--- MATERIAL FOR THIS EXERCISE ---
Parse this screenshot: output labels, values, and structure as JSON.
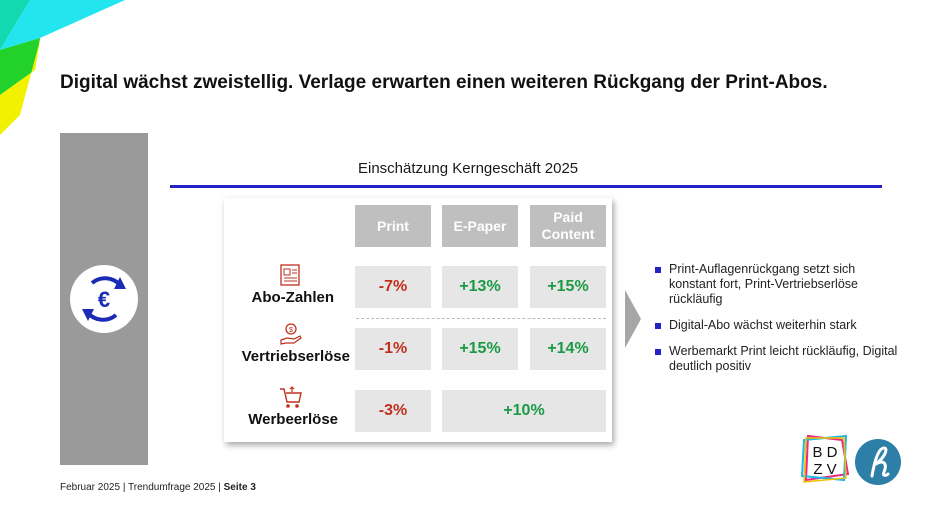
{
  "title": "Digital wächst zweistellig. Verlage erwarten einen weiteren Rückgang der Print-Abos.",
  "section_title": "Einschätzung Kerngeschäft 2025",
  "columns": [
    "Print",
    "E-Paper",
    "Paid Content"
  ],
  "rows": [
    {
      "label": "Abo-Zahlen",
      "icon": "newspaper-icon",
      "values": [
        "-7%",
        "+13%",
        "+15%"
      ]
    },
    {
      "label": "Vertriebserlöse",
      "icon": "hand-money-icon",
      "values": [
        "-1%",
        "+15%",
        "+14%"
      ]
    },
    {
      "label": "Werbeerlöse",
      "icon": "shopping-cart-icon",
      "values": [
        "-3%",
        "+10%"
      ]
    }
  ],
  "bullets": [
    "Print-Auflagenrückgang setzt sich konstant fort, Print-Vertriebserlöse rückläufig",
    "Digital-Abo wächst weiterhin stark",
    "Werbemarkt Print leicht rückläufig, Digital deutlich positiv"
  ],
  "footer": {
    "prefix": "Februar 2025 | Trendumfrage 2025 | ",
    "page": "Seite 3"
  },
  "logo_text": "BDZV",
  "colors": {
    "accent_blue": "#2323c8",
    "negative": "#c0301e",
    "positive": "#1a9a45",
    "icon_red": "#c0301e"
  },
  "icons": {
    "main": "euro-cycle-icon",
    "logo2": "h-logo-icon"
  }
}
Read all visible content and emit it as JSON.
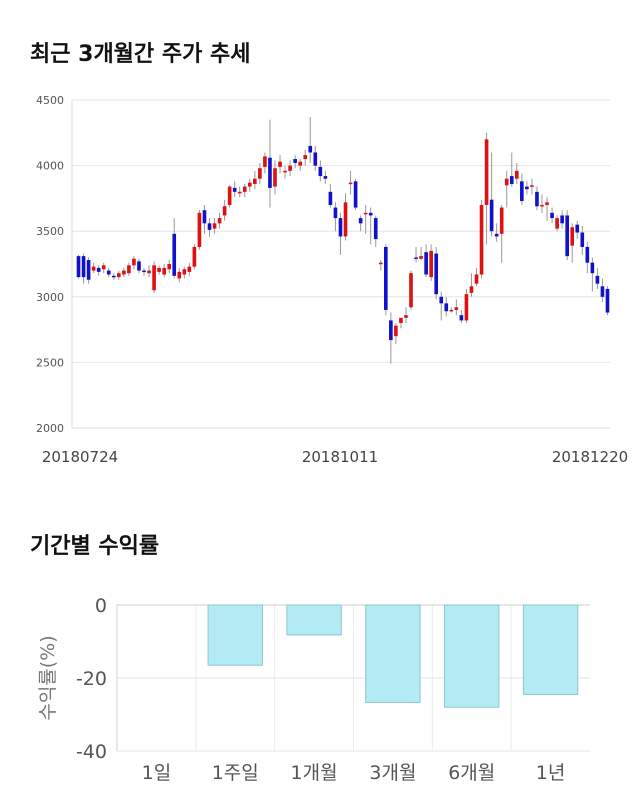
{
  "titles": {
    "price_trend": "최근 3개월간 주가 추세",
    "period_returns": "기간별 수익률"
  },
  "chart_data": [
    {
      "type": "candlestick",
      "title": "최근 3개월간 주가 추세",
      "ylim": [
        2000,
        4500
      ],
      "yticks": [
        2000,
        2500,
        3000,
        3500,
        4000,
        4500
      ],
      "xtick_labels": [
        "20180724",
        "20181011",
        "20181220"
      ],
      "grid": true,
      "colors": {
        "up": "#dd1111",
        "down": "#1111cc"
      },
      "candles": [
        [
          3310,
          3150,
          3320,
          3140
        ],
        [
          3310,
          3150,
          3330,
          3100
        ],
        [
          3280,
          3130,
          3300,
          3100
        ],
        [
          3200,
          3230,
          3260,
          3180
        ],
        [
          3220,
          3190,
          3240,
          3160
        ],
        [
          3210,
          3240,
          3260,
          3180
        ],
        [
          3200,
          3170,
          3220,
          3150
        ],
        [
          3160,
          3150,
          3180,
          3130
        ],
        [
          3150,
          3180,
          3200,
          3130
        ],
        [
          3170,
          3200,
          3220,
          3150
        ],
        [
          3180,
          3240,
          3260,
          3160
        ],
        [
          3240,
          3290,
          3310,
          3210
        ],
        [
          3270,
          3200,
          3290,
          3180
        ],
        [
          3200,
          3190,
          3220,
          3160
        ],
        [
          3180,
          3200,
          3240,
          3150
        ],
        [
          3050,
          3240,
          3270,
          3030
        ],
        [
          3190,
          3220,
          3240,
          3170
        ],
        [
          3170,
          3220,
          3250,
          3150
        ],
        [
          3210,
          3250,
          3280,
          3180
        ],
        [
          3480,
          3160,
          3600,
          3140
        ],
        [
          3140,
          3190,
          3220,
          3110
        ],
        [
          3170,
          3210,
          3230,
          3140
        ],
        [
          3190,
          3230,
          3260,
          3160
        ],
        [
          3230,
          3380,
          3400,
          3210
        ],
        [
          3380,
          3640,
          3660,
          3360
        ],
        [
          3660,
          3560,
          3700,
          3480
        ],
        [
          3560,
          3510,
          3600,
          3460
        ],
        [
          3520,
          3560,
          3600,
          3480
        ],
        [
          3560,
          3600,
          3640,
          3520
        ],
        [
          3620,
          3690,
          3740,
          3580
        ],
        [
          3700,
          3840,
          3850,
          3680
        ],
        [
          3830,
          3800,
          3880,
          3760
        ],
        [
          3800,
          3800,
          3840,
          3760
        ],
        [
          3800,
          3840,
          3860,
          3760
        ],
        [
          3840,
          3870,
          3900,
          3800
        ],
        [
          3860,
          3900,
          3960,
          3820
        ],
        [
          3900,
          3980,
          4020,
          3860
        ],
        [
          3990,
          4070,
          4100,
          3940
        ],
        [
          4060,
          3830,
          4350,
          3680
        ],
        [
          3840,
          3980,
          4040,
          3780
        ],
        [
          3990,
          4030,
          4080,
          3940
        ],
        [
          3950,
          3960,
          4000,
          3900
        ],
        [
          3960,
          4000,
          4040,
          3920
        ],
        [
          4050,
          4020,
          4080,
          3980
        ],
        [
          4000,
          4030,
          4050,
          3960
        ],
        [
          4050,
          4080,
          4120,
          4000
        ],
        [
          4150,
          4100,
          4370,
          4020
        ],
        [
          4100,
          4000,
          4150,
          3960
        ],
        [
          3990,
          3920,
          4040,
          3880
        ],
        [
          3920,
          3900,
          3960,
          3860
        ],
        [
          3800,
          3700,
          3860,
          3680
        ],
        [
          3680,
          3600,
          3720,
          3500
        ],
        [
          3600,
          3460,
          3640,
          3320
        ],
        [
          3460,
          3720,
          3790,
          3430
        ],
        [
          3860,
          3870,
          3960,
          3780
        ],
        [
          3880,
          3680,
          3900,
          3660
        ],
        [
          3600,
          3560,
          3620,
          3500
        ],
        [
          3640,
          3640,
          3700,
          3480
        ],
        [
          3640,
          3620,
          3680,
          3400
        ],
        [
          3600,
          3440,
          3620,
          3380
        ],
        [
          3260,
          3260,
          3280,
          3200
        ],
        [
          3380,
          2900,
          3400,
          2860
        ],
        [
          2820,
          2670,
          2880,
          2490
        ],
        [
          2700,
          2780,
          2800,
          2640
        ],
        [
          2800,
          2840,
          2840,
          2760
        ],
        [
          2840,
          2860,
          2920,
          2800
        ],
        [
          2920,
          3180,
          3200,
          2900
        ],
        [
          3300,
          3290,
          3380,
          3260
        ],
        [
          3290,
          3310,
          3380,
          3280
        ],
        [
          3340,
          3170,
          3400,
          3150
        ],
        [
          3150,
          3350,
          3400,
          3120
        ],
        [
          3330,
          3020,
          3380,
          2980
        ],
        [
          3000,
          2950,
          3040,
          2820
        ],
        [
          2950,
          2890,
          3000,
          2850
        ],
        [
          2890,
          2900,
          2920,
          2880
        ],
        [
          2900,
          2920,
          2980,
          2860
        ],
        [
          2860,
          2820,
          2900,
          2800
        ],
        [
          2820,
          3020,
          3060,
          2800
        ],
        [
          3030,
          3080,
          3180,
          3000
        ],
        [
          3100,
          3170,
          3220,
          3080
        ],
        [
          3170,
          3700,
          3740,
          3140
        ],
        [
          3700,
          4200,
          4250,
          3400
        ],
        [
          3740,
          3500,
          4100,
          3460
        ],
        [
          3480,
          3460,
          3560,
          3420
        ],
        [
          3480,
          3680,
          3700,
          3260
        ],
        [
          3850,
          3900,
          3960,
          3680
        ],
        [
          3920,
          3860,
          4100,
          3840
        ],
        [
          3900,
          3960,
          4020,
          3860
        ],
        [
          3880,
          3730,
          3940,
          3700
        ],
        [
          3840,
          3820,
          3880,
          3780
        ],
        [
          3840,
          3850,
          3900,
          3780
        ],
        [
          3800,
          3690,
          3840,
          3660
        ],
        [
          3700,
          3700,
          3780,
          3640
        ],
        [
          3700,
          3720,
          3760,
          3580
        ],
        [
          3640,
          3600,
          3680,
          3560
        ],
        [
          3520,
          3600,
          3620,
          3500
        ],
        [
          3620,
          3560,
          3660,
          3520
        ],
        [
          3620,
          3310,
          3660,
          3280
        ],
        [
          3390,
          3530,
          3560,
          3260
        ],
        [
          3550,
          3490,
          3580,
          3440
        ],
        [
          3490,
          3380,
          3540,
          3320
        ],
        [
          3380,
          3260,
          3420,
          3180
        ],
        [
          3260,
          3180,
          3300,
          3040
        ],
        [
          3160,
          3100,
          3220,
          3060
        ],
        [
          3080,
          3000,
          3140,
          2960
        ],
        [
          3060,
          2880,
          3080,
          2860
        ]
      ]
    },
    {
      "type": "bar",
      "title": "기간별 수익률",
      "ylabel": "수익률(%)",
      "categories": [
        "1일",
        "1주일",
        "1개월",
        "3개월",
        "6개월",
        "1년"
      ],
      "values": [
        0,
        -16.5,
        -8.2,
        -26.7,
        -28.0,
        -24.5
      ],
      "ylim": [
        -40,
        0
      ],
      "yticks": [
        0,
        -20,
        -40
      ],
      "grid": true,
      "colors": {
        "fill": "#b3ebf4",
        "stroke": "#8fc7d1"
      }
    }
  ]
}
---
Search the preceding listing for "JSON" and extract every line where it is found.

## CORRECT OUTPUT:
Parse this screenshot: output labels, values, and structure as JSON.
Read all visible content and emit it as JSON.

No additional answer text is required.